**Records shown**
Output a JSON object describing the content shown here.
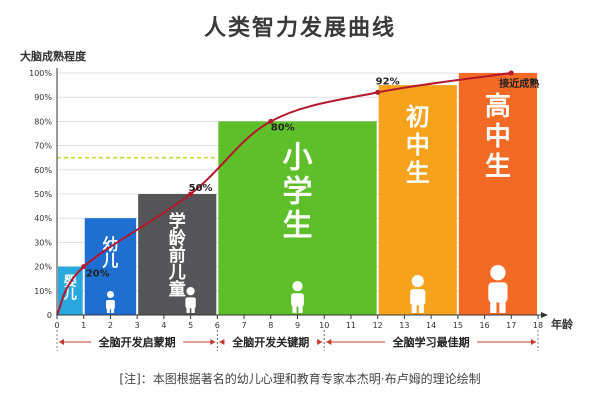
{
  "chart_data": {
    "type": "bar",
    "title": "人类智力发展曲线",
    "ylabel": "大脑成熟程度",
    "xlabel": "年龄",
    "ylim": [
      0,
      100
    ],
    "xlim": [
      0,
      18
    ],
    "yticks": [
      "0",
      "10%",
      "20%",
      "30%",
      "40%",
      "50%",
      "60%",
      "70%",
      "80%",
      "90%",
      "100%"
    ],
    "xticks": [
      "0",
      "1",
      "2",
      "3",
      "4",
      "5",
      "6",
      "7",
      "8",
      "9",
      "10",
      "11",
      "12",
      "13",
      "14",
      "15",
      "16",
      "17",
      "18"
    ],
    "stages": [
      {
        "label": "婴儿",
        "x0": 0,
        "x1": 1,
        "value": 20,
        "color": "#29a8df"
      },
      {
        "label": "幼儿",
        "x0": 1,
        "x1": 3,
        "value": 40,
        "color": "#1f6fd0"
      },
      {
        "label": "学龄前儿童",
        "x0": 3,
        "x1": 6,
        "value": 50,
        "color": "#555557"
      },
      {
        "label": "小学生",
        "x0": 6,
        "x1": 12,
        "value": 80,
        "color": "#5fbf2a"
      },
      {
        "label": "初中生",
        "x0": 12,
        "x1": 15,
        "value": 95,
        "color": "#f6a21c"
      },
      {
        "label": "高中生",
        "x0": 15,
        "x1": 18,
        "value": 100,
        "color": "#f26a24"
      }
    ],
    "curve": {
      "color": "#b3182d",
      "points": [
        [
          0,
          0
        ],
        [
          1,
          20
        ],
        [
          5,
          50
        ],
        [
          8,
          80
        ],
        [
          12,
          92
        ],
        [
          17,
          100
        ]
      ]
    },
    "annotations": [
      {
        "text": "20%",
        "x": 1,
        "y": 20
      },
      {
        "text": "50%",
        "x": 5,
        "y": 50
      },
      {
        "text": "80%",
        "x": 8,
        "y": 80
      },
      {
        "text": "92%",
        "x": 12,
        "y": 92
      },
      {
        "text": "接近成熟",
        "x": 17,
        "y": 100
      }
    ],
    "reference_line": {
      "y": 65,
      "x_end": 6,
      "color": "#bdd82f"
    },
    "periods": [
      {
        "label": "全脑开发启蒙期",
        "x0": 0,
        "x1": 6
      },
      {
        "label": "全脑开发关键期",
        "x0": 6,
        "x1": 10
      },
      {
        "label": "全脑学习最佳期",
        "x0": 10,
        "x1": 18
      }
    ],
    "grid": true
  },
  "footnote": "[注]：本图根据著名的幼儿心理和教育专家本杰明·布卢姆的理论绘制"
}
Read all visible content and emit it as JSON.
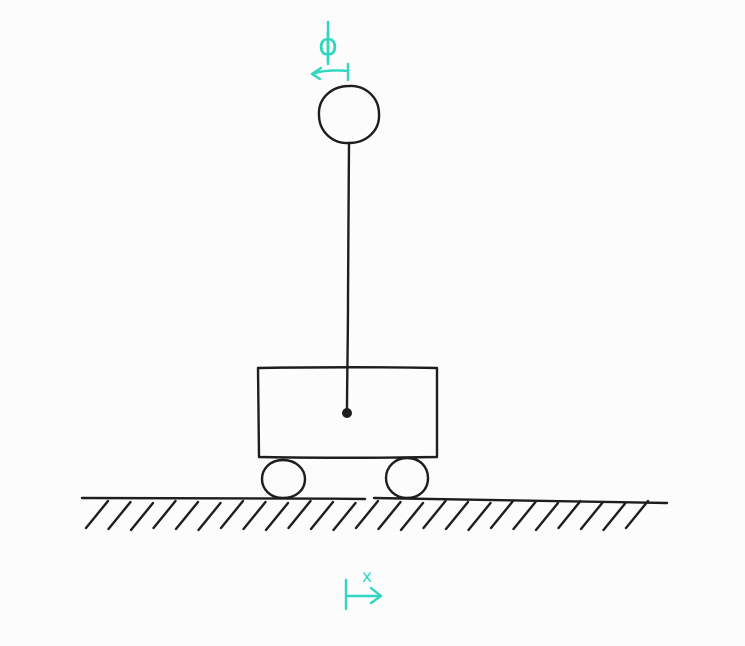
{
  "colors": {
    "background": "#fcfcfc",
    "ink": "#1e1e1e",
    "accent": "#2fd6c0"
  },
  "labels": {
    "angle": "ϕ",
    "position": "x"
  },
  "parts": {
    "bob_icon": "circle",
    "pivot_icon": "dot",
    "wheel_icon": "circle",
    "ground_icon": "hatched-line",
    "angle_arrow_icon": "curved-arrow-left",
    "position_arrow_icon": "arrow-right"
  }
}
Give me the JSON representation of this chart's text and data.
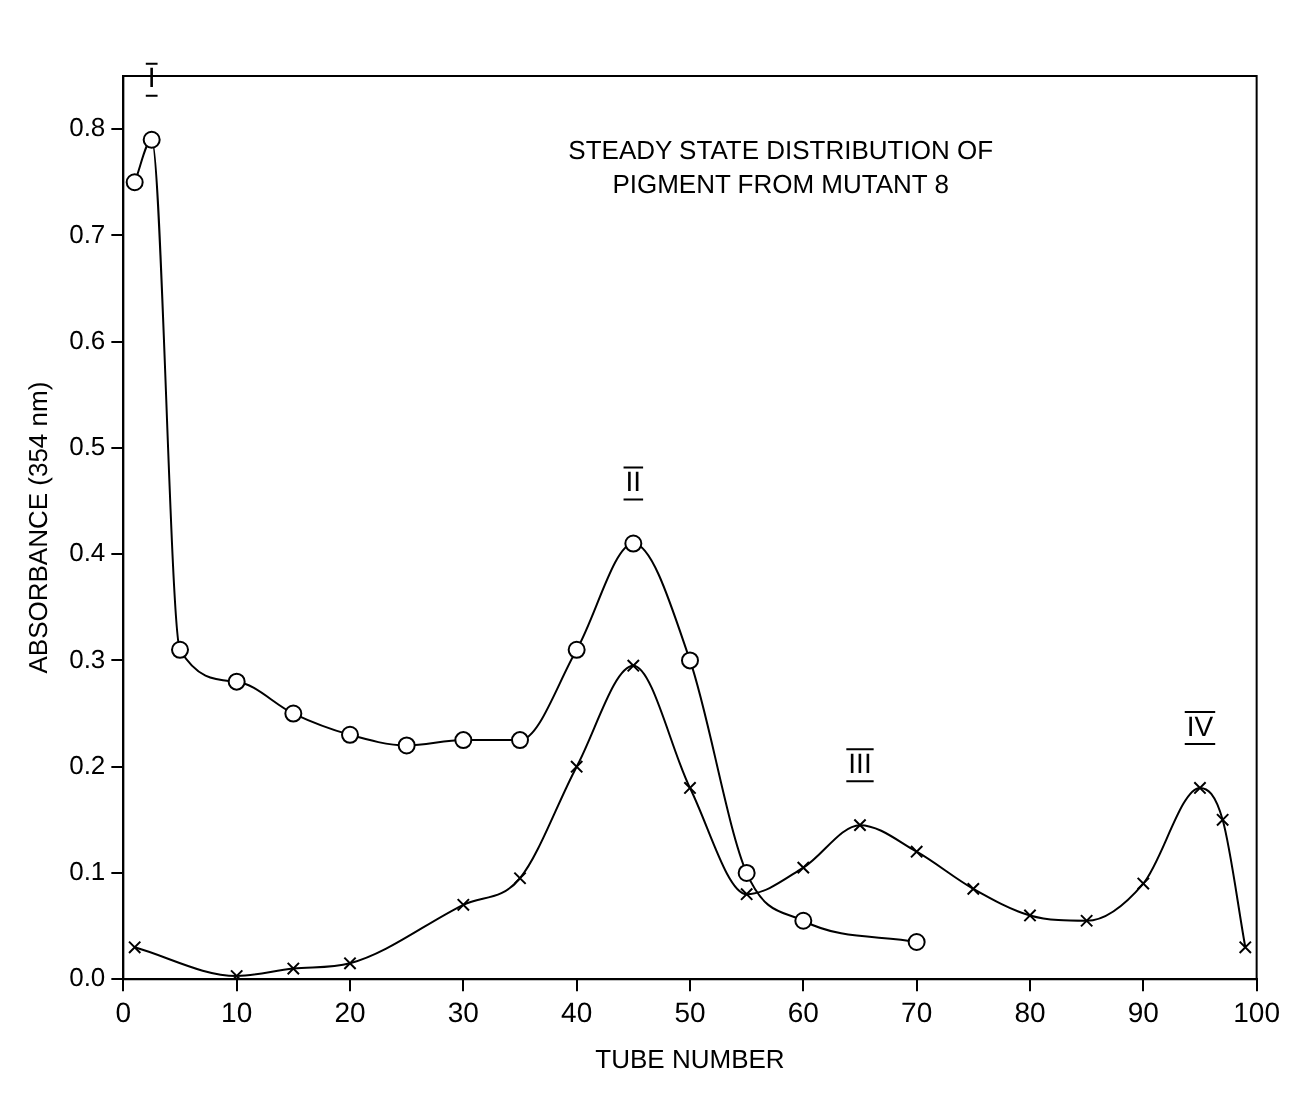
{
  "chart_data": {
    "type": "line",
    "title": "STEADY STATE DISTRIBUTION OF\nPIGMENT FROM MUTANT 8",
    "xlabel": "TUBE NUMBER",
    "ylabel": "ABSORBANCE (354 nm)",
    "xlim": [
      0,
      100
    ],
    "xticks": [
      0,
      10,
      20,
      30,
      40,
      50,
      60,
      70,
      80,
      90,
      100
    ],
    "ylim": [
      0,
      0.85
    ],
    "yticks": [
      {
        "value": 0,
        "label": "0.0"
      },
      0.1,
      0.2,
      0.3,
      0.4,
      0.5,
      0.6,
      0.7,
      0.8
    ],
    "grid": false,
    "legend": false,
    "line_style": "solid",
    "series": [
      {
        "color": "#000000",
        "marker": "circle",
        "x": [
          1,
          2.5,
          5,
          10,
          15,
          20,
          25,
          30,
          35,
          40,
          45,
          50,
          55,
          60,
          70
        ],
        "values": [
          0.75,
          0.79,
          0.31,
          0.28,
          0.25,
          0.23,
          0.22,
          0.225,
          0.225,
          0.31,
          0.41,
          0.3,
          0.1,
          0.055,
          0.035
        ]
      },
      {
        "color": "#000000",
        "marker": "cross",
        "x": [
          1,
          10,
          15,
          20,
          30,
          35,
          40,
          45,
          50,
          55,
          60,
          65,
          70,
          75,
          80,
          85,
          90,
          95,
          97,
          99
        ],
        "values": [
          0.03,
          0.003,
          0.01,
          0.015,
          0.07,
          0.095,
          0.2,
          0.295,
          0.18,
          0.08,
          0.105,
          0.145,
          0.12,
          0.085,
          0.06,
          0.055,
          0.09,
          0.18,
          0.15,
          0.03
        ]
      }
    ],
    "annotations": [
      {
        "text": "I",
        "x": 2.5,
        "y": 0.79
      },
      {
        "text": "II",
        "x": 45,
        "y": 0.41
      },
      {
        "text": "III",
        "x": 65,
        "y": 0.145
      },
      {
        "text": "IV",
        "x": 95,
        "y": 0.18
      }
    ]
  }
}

**Task**
Would you return the data exactly as written, without the pictures?

**Full solution**
Output a JSON object describing the content shown here.
{
  "chart_data": {
    "type": "bar",
    "title": "人类智力发展曲线",
    "ylabel": "大脑成熟程度",
    "xlabel": "年龄",
    "ylim": [
      0,
      100
    ],
    "xlim": [
      0,
      18
    ],
    "yticks": [
      "0",
      "10%",
      "20%",
      "30%",
      "40%",
      "50%",
      "60%",
      "70%",
      "80%",
      "90%",
      "100%"
    ],
    "xticks": [
      "0",
      "1",
      "2",
      "3",
      "4",
      "5",
      "6",
      "7",
      "8",
      "9",
      "10",
      "11",
      "12",
      "13",
      "14",
      "15",
      "16",
      "17",
      "18"
    ],
    "stages": [
      {
        "label": "婴儿",
        "x0": 0,
        "x1": 1,
        "value": 20,
        "color": "#29a8df"
      },
      {
        "label": "幼儿",
        "x0": 1,
        "x1": 3,
        "value": 40,
        "color": "#1f6fd0"
      },
      {
        "label": "学龄前儿童",
        "x0": 3,
        "x1": 6,
        "value": 50,
        "color": "#555557"
      },
      {
        "label": "小学生",
        "x0": 6,
        "x1": 12,
        "value": 80,
        "color": "#5fbf2a"
      },
      {
        "label": "初中生",
        "x0": 12,
        "x1": 15,
        "value": 95,
        "color": "#f6a21c"
      },
      {
        "label": "高中生",
        "x0": 15,
        "x1": 18,
        "value": 100,
        "color": "#f26a24"
      }
    ],
    "curve": {
      "color": "#b3182d",
      "points": [
        [
          0,
          0
        ],
        [
          1,
          20
        ],
        [
          5,
          50
        ],
        [
          8,
          80
        ],
        [
          12,
          92
        ],
        [
          17,
          100
        ]
      ]
    },
    "annotations": [
      {
        "text": "20%",
        "x": 1,
        "y": 20
      },
      {
        "text": "50%",
        "x": 5,
        "y": 50
      },
      {
        "text": "80%",
        "x": 8,
        "y": 80
      },
      {
        "text": "92%",
        "x": 12,
        "y": 92
      },
      {
        "text": "接近成熟",
        "x": 17,
        "y": 100
      }
    ],
    "reference_line": {
      "y": 65,
      "x_end": 6,
      "color": "#bdd82f"
    },
    "periods": [
      {
        "label": "全脑开发启蒙期",
        "x0": 0,
        "x1": 6
      },
      {
        "label": "全脑开发关键期",
        "x0": 6,
        "x1": 10
      },
      {
        "label": "全脑学习最佳期",
        "x0": 10,
        "x1": 18
      }
    ],
    "grid": true
  },
  "footnote": "[注]：本图根据著名的幼儿心理和教育专家本杰明·布卢姆的理论绘制"
}
Read all visible content and emit it as JSON.
{
  "colors": {
    "background": "#fcfcfc",
    "ink": "#1e1e1e",
    "accent": "#2fd6c0"
  },
  "labels": {
    "angle": "ϕ",
    "position": "x"
  },
  "parts": {
    "bob_icon": "circle",
    "pivot_icon": "dot",
    "wheel_icon": "circle",
    "ground_icon": "hatched-line",
    "angle_arrow_icon": "curved-arrow-left",
    "position_arrow_icon": "arrow-right"
  }
}
Give me the JSON representation of this chart's text and data.
{
  "chart_data": {
    "type": "line",
    "title": "STEADY STATE DISTRIBUTION OF\nPIGMENT FROM MUTANT 8",
    "xlabel": "TUBE NUMBER",
    "ylabel": "ABSORBANCE (354 nm)",
    "xlim": [
      0,
      100
    ],
    "xticks": [
      0,
      10,
      20,
      30,
      40,
      50,
      60,
      70,
      80,
      90,
      100
    ],
    "ylim": [
      0,
      0.85
    ],
    "yticks": [
      {
        "value": 0,
        "label": "0.0"
      },
      0.1,
      0.2,
      0.3,
      0.4,
      0.5,
      0.6,
      0.7,
      0.8
    ],
    "grid": false,
    "legend": false,
    "line_style": "solid",
    "series": [
      {
        "color": "#000000",
        "marker": "circle",
        "x": [
          1,
          2.5,
          5,
          10,
          15,
          20,
          25,
          30,
          35,
          40,
          45,
          50,
          55,
          60,
          70
        ],
        "values": [
          0.75,
          0.79,
          0.31,
          0.28,
          0.25,
          0.23,
          0.22,
          0.225,
          0.225,
          0.31,
          0.41,
          0.3,
          0.1,
          0.055,
          0.035
        ]
      },
      {
        "color": "#000000",
        "marker": "cross",
        "x": [
          1,
          10,
          15,
          20,
          30,
          35,
          40,
          45,
          50,
          55,
          60,
          65,
          70,
          75,
          80,
          85,
          90,
          95,
          97,
          99
        ],
        "values": [
          0.03,
          0.003,
          0.01,
          0.015,
          0.07,
          0.095,
          0.2,
          0.295,
          0.18,
          0.08,
          0.105,
          0.145,
          0.12,
          0.085,
          0.06,
          0.055,
          0.09,
          0.18,
          0.15,
          0.03
        ]
      }
    ],
    "annotations": [
      {
        "text": "I",
        "x": 2.5,
        "y": 0.79
      },
      {
        "text": "II",
        "x": 45,
        "y": 0.41
      },
      {
        "text": "III",
        "x": 65,
        "y": 0.145
      },
      {
        "text": "IV",
        "x": 95,
        "y": 0.18
      }
    ]
  }
}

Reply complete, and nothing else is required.